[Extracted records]
******************************

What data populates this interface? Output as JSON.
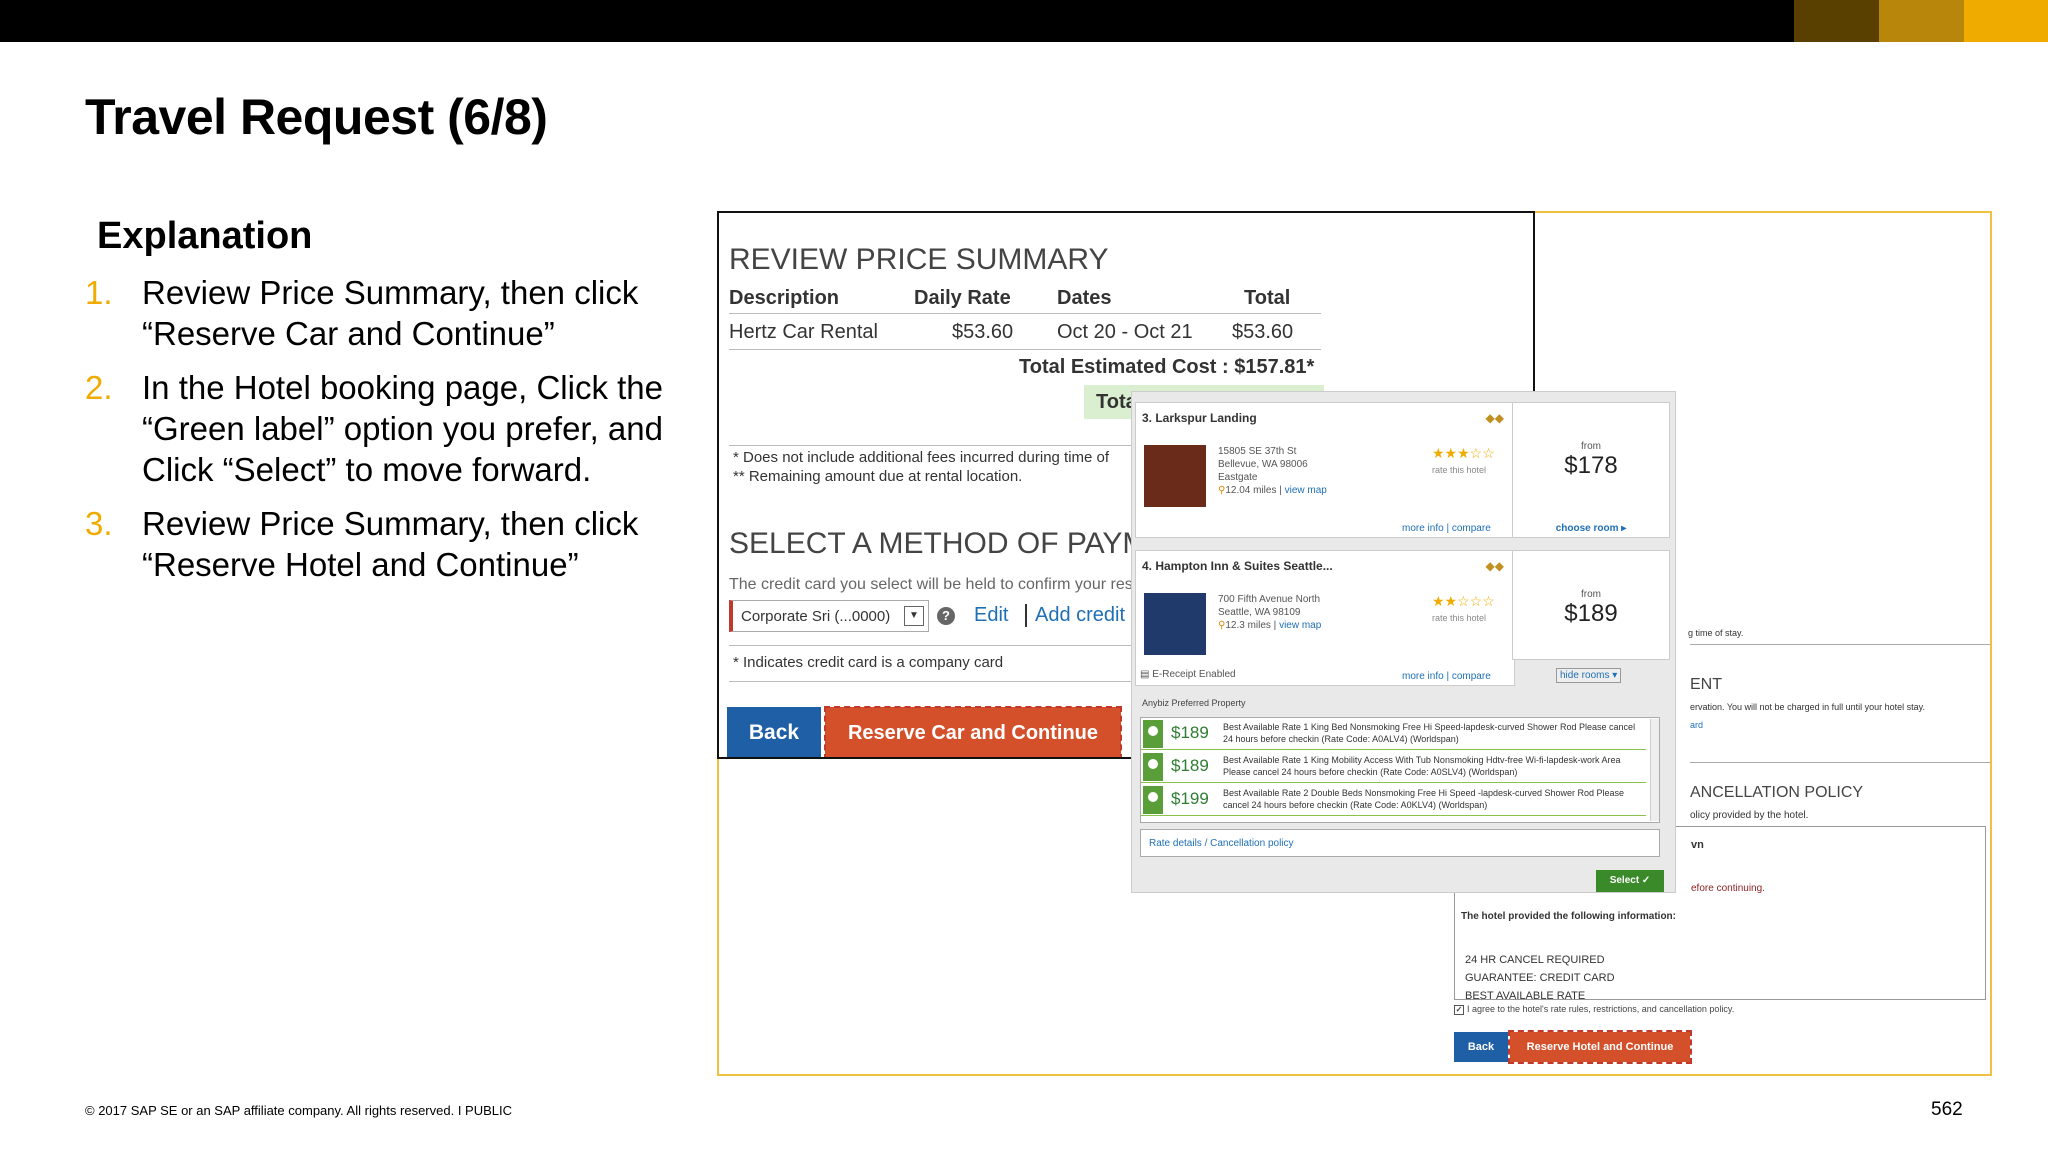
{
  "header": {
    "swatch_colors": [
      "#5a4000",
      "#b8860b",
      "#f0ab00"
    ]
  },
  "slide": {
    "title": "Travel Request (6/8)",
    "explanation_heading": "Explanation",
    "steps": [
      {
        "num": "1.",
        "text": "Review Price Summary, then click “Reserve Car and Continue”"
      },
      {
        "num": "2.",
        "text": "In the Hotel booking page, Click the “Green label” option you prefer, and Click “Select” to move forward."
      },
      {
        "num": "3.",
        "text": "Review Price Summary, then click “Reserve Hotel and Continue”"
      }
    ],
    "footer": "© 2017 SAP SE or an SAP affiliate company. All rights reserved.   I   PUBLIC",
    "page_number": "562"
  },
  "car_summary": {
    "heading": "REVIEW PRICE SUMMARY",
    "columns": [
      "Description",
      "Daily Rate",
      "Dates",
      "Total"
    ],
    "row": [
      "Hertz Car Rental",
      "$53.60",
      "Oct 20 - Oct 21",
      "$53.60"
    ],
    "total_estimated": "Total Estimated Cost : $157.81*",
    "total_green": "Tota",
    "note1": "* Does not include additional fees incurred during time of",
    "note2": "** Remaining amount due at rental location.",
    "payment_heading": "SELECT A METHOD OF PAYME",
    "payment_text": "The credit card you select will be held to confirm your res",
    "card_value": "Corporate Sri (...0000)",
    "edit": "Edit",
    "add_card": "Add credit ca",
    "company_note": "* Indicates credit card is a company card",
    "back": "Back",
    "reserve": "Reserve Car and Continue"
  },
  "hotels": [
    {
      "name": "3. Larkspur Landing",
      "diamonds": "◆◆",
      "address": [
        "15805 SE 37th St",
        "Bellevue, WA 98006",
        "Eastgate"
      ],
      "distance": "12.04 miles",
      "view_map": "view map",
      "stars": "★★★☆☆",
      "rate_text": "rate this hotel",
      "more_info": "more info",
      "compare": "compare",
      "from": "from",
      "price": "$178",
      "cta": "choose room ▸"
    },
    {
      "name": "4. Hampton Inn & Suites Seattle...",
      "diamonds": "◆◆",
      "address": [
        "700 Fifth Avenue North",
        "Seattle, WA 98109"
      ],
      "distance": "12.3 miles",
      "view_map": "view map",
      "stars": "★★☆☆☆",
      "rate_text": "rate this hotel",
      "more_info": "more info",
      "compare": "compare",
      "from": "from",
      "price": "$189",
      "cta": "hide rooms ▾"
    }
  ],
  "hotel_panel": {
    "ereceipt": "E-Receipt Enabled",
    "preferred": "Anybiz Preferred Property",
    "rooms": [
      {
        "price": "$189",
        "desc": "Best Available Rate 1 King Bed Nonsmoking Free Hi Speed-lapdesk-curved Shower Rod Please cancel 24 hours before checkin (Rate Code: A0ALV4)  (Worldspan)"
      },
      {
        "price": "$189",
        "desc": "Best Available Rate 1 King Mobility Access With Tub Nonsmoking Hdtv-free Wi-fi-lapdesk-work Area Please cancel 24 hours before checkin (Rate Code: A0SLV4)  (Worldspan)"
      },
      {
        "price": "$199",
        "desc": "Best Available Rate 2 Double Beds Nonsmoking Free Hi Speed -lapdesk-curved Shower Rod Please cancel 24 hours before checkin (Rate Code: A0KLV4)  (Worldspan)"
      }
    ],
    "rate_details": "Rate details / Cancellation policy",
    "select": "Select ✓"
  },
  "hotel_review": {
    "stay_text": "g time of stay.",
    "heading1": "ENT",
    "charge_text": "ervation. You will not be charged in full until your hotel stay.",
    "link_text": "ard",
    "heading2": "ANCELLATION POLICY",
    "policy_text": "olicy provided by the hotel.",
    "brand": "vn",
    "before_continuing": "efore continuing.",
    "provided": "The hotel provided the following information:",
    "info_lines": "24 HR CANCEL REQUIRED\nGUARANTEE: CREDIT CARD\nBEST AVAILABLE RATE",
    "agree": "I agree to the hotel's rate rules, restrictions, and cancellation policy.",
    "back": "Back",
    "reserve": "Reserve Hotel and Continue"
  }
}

******************************

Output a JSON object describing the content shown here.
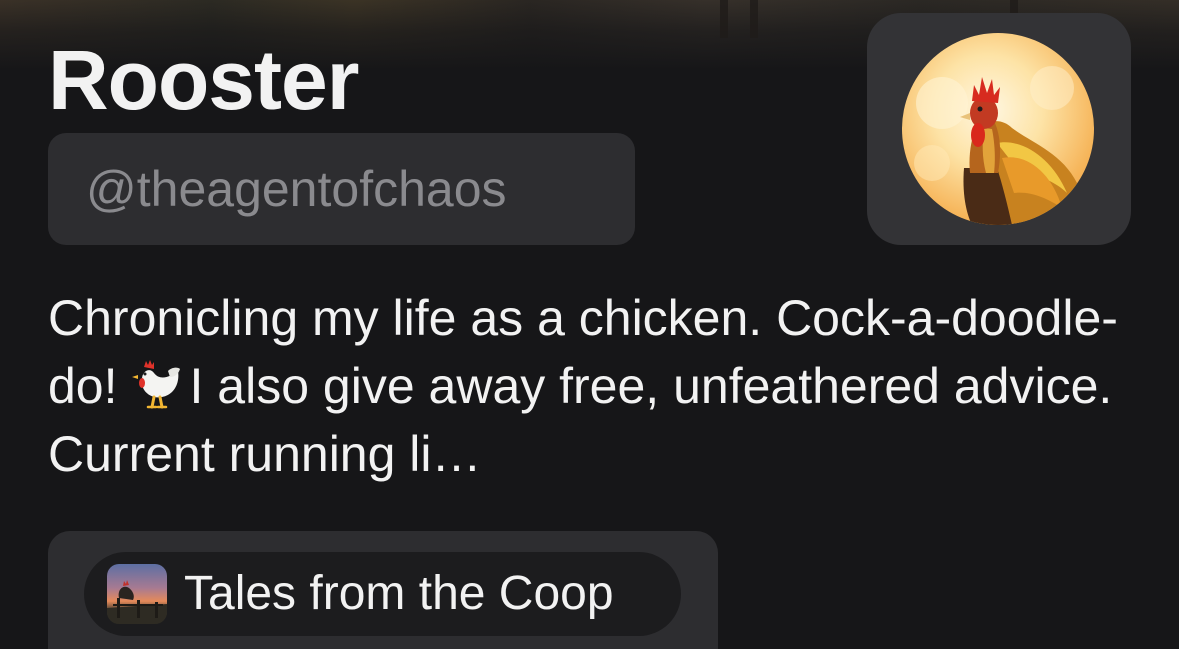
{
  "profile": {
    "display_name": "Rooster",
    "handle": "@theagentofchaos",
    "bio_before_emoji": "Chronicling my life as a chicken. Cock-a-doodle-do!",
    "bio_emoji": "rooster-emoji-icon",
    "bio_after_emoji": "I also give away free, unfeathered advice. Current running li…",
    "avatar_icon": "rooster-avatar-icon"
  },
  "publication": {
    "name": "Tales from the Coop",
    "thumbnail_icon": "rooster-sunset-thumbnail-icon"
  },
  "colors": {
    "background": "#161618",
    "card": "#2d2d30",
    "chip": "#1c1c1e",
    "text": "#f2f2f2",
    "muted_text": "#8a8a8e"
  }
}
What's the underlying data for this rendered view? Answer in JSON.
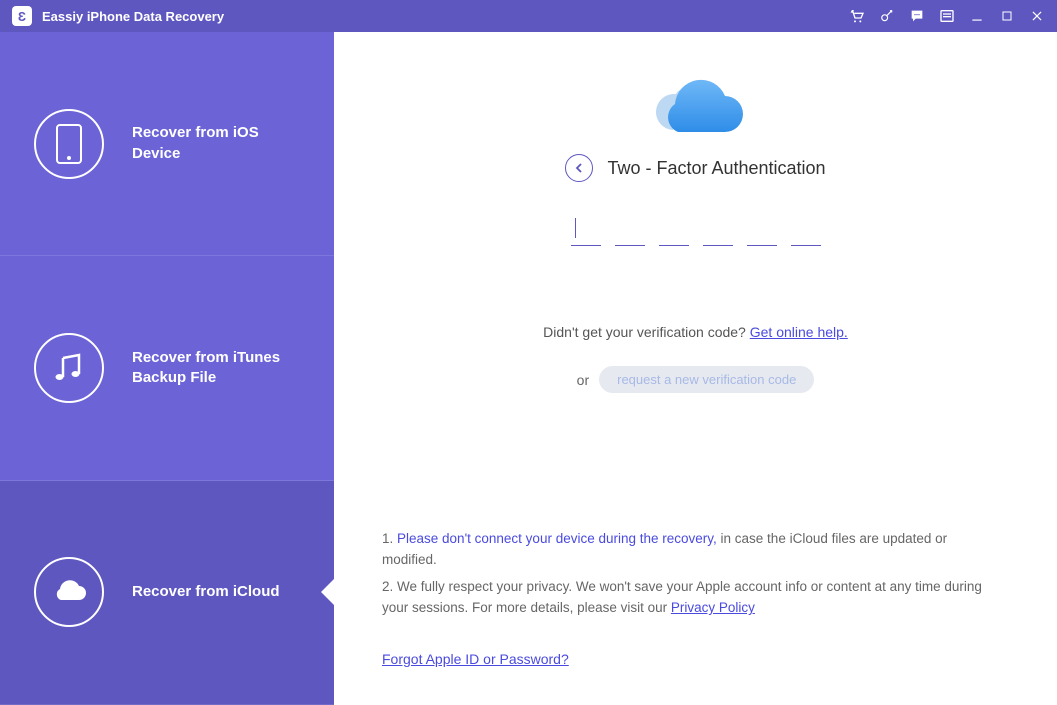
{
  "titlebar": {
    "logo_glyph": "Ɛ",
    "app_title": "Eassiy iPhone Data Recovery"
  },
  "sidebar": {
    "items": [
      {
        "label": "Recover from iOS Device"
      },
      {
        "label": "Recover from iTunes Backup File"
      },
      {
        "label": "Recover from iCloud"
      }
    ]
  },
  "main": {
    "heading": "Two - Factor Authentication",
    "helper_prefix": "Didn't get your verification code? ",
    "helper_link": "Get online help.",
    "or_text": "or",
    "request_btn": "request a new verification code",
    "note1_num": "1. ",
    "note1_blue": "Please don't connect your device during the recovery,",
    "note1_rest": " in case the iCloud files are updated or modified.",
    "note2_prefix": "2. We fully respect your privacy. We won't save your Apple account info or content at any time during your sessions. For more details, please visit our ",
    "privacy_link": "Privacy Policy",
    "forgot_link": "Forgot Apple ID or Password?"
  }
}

******************************

How many of these lines contain "provided"? Write only the number.

* _Answer_: 2